● **Exercise inputs**:
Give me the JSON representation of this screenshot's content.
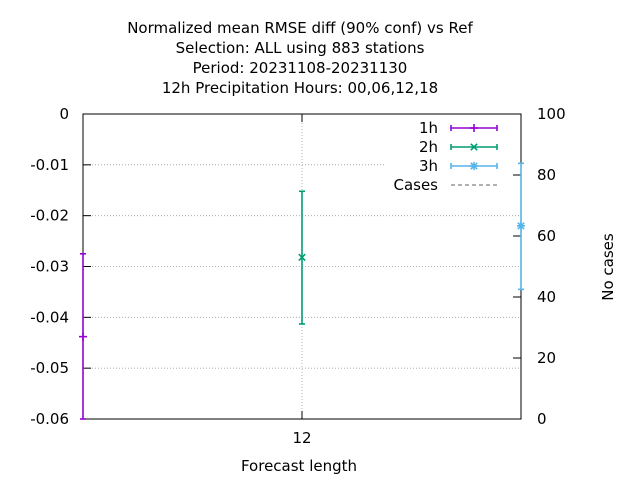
{
  "chart_data": {
    "type": "errorbar",
    "title_lines": [
      "Normalized mean RMSE diff (90% conf) vs Ref",
      "Selection: ALL using   883 stations",
      "Period: 20231108-20231130",
      "12h Precipitation   Hours:  00,06,12,18"
    ],
    "xlabel": "Forecast length",
    "ylabel": "",
    "y2label": "No cases",
    "xlim": [
      6,
      18
    ],
    "ylim": [
      -0.06,
      0
    ],
    "y2lim": [
      0,
      100
    ],
    "x_ticks": [
      12
    ],
    "y_ticks": [
      0,
      -0.01,
      -0.02,
      -0.03,
      -0.04,
      -0.05,
      -0.06
    ],
    "y_tick_labels": [
      "0",
      "-0.01",
      "-0.02",
      "-0.03",
      "-0.04",
      "-0.05",
      "-0.06"
    ],
    "y2_ticks": [
      0,
      20,
      40,
      60,
      80,
      100
    ],
    "grid": true,
    "legend_position": "top-right",
    "series": [
      {
        "name": "1h",
        "color": "#9400d3",
        "marker": "plus",
        "points": [
          {
            "x": 6,
            "y": -0.0438,
            "low": -0.06,
            "high": -0.0275
          }
        ]
      },
      {
        "name": "2h",
        "color": "#009e73",
        "marker": "cross",
        "points": [
          {
            "x": 12,
            "y": -0.0282,
            "low": -0.0413,
            "high": -0.0152
          }
        ]
      },
      {
        "name": "3h",
        "color": "#56b4e9",
        "marker": "star",
        "points": [
          {
            "x": 18,
            "y": -0.022,
            "low": -0.0345,
            "high": -0.0097
          }
        ]
      },
      {
        "name": "Cases",
        "color": "#808080",
        "marker": "none",
        "dashed": true,
        "points": []
      }
    ]
  }
}
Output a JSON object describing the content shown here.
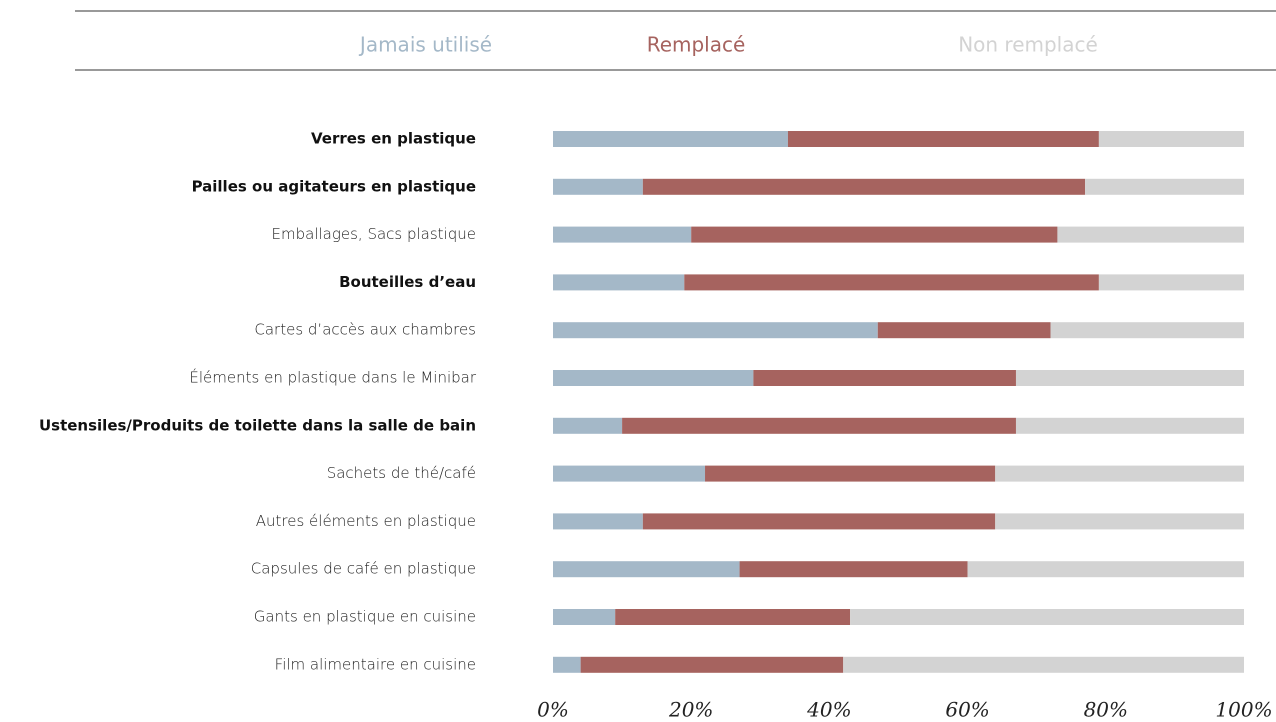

● **What is required**:
Search the records for the word "marker" and copy every line where it occurs.

● **The response**:
        "marker": "plus",
        "marker": "cross",
        "marker": "star",
        "marker": "none",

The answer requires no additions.